**YOUR GOAL**
Set each record down exactly, excluding all images.

**LISTED ENTRIES**

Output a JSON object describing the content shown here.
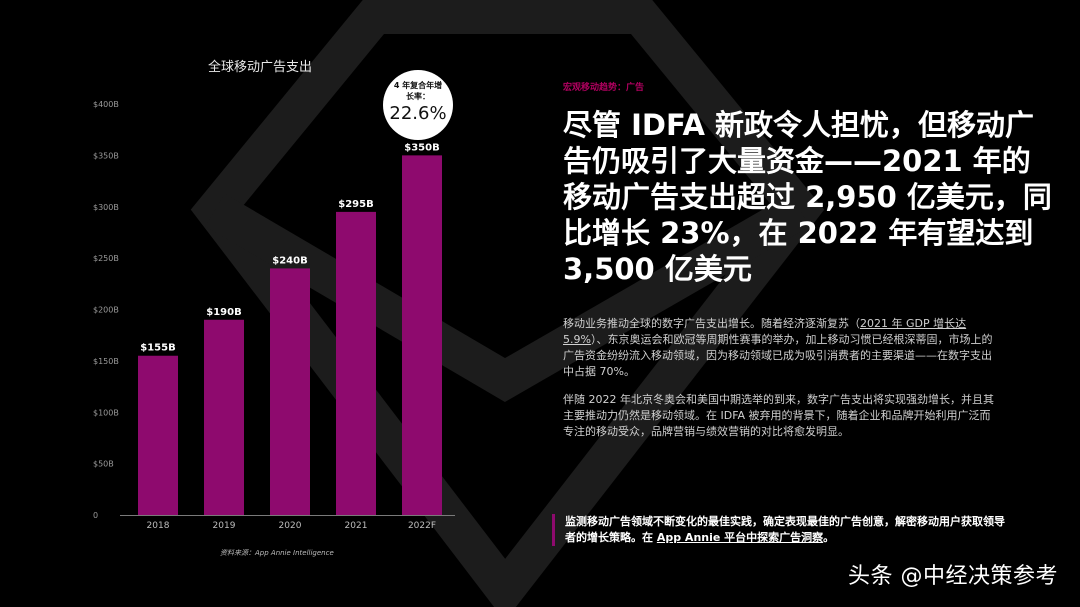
{
  "chart_data": {
    "type": "bar",
    "title": "全球移动广告支出",
    "categories": [
      "2018",
      "2019",
      "2020",
      "2021",
      "2022F"
    ],
    "values": [
      155,
      190,
      240,
      295,
      350
    ],
    "data_labels": [
      "$155B",
      "$190B",
      "$240B",
      "$295B",
      "$350B"
    ],
    "y_ticks": [
      0,
      50,
      100,
      150,
      200,
      250,
      300,
      350,
      400
    ],
    "y_tick_labels": [
      "0",
      "$50B",
      "$100B",
      "$150B",
      "$200B",
      "$250B",
      "$300B",
      "$350B",
      "$400B"
    ],
    "ylim": [
      0,
      400
    ],
    "xlabel": "",
    "ylabel": "",
    "grid": false,
    "bar_color": "#8e0a6e",
    "annotation": {
      "label": "4 年复合年增长率：",
      "value": "22.6%"
    }
  },
  "source": "资料来源：App Annie Intelligence",
  "eyebrow": "宏观移动趋势：广告",
  "headline": "尽管 IDFA 新政令人担忧，但移动广告仍吸引了大量资金——2021 年的移动广告支出超过 2,950 亿美元，同比增长 23%，在 2022 年有望达到 3,500 亿美元",
  "paragraph1": {
    "before": "移动业务推动全球的数字广告支出增长。随着经济逐渐复苏（",
    "link": "2021 年 GDP 增长达 5.9%",
    "after": "）、东京奥运会和欧冠等周期性赛事的举办，加上移动习惯已经根深蒂固，市场上的广告资金纷纷流入移动领域，因为移动领域已成为吸引消费者的主要渠道——在数字支出中占据 70%。"
  },
  "paragraph2": "伴随 2022 年北京冬奥会和美国中期选举的到来，数字广告支出将实现强劲增长，并且其主要推动力仍然是移动领域。在 IDFA 被弃用的背景下，随着企业和品牌开始利用广泛而专注的移动受众，品牌营销与绩效营销的对比将愈发明显。",
  "callout": {
    "before": "监测移动广告领域不断变化的最佳实践，确定表现最佳的广告创意，解密移动用户获取领导者的增长策略。在 ",
    "link": "App Annie 平台中探索广告洞察",
    "after": "。"
  },
  "watermark": "头条 @中经决策参考",
  "colors": {
    "accent": "#8e0a6e",
    "eyebrow": "#b0005f",
    "background": "#000000"
  }
}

**SOLUTION**
Output a JSON object describing the content shown here.
{
  "chart_data": {
    "type": "bar",
    "title": "全球移动广告支出",
    "categories": [
      "2018",
      "2019",
      "2020",
      "2021",
      "2022F"
    ],
    "values": [
      155,
      190,
      240,
      295,
      350
    ],
    "data_labels": [
      "$155B",
      "$190B",
      "$240B",
      "$295B",
      "$350B"
    ],
    "y_ticks": [
      0,
      50,
      100,
      150,
      200,
      250,
      300,
      350,
      400
    ],
    "y_tick_labels": [
      "0",
      "$50B",
      "$100B",
      "$150B",
      "$200B",
      "$250B",
      "$300B",
      "$350B",
      "$400B"
    ],
    "ylim": [
      0,
      400
    ],
    "xlabel": "",
    "ylabel": "",
    "grid": false,
    "bar_color": "#8e0a6e",
    "annotation": {
      "label": "4 年复合年增长率：",
      "value": "22.6%"
    }
  },
  "source": "资料来源：App Annie Intelligence",
  "eyebrow": "宏观移动趋势：广告",
  "headline": "尽管 IDFA 新政令人担忧，但移动广告仍吸引了大量资金——2021 年的移动广告支出超过 2,950 亿美元，同比增长 23%，在 2022 年有望达到 3,500 亿美元",
  "paragraph1": {
    "before": "移动业务推动全球的数字广告支出增长。随着经济逐渐复苏（",
    "link": "2021 年 GDP 增长达 5.9%",
    "after": "）、东京奥运会和欧冠等周期性赛事的举办，加上移动习惯已经根深蒂固，市场上的广告资金纷纷流入移动领域，因为移动领域已成为吸引消费者的主要渠道——在数字支出中占据 70%。"
  },
  "paragraph2": "伴随 2022 年北京冬奥会和美国中期选举的到来，数字广告支出将实现强劲增长，并且其主要推动力仍然是移动领域。在 IDFA 被弃用的背景下，随着企业和品牌开始利用广泛而专注的移动受众，品牌营销与绩效营销的对比将愈发明显。",
  "callout": {
    "before": "监测移动广告领域不断变化的最佳实践，确定表现最佳的广告创意，解密移动用户获取领导者的增长策略。在 ",
    "link": "App Annie 平台中探索广告洞察",
    "after": "。"
  },
  "watermark": "头条 @中经决策参考",
  "colors": {
    "accent": "#8e0a6e",
    "eyebrow": "#b0005f",
    "background": "#000000"
  }
}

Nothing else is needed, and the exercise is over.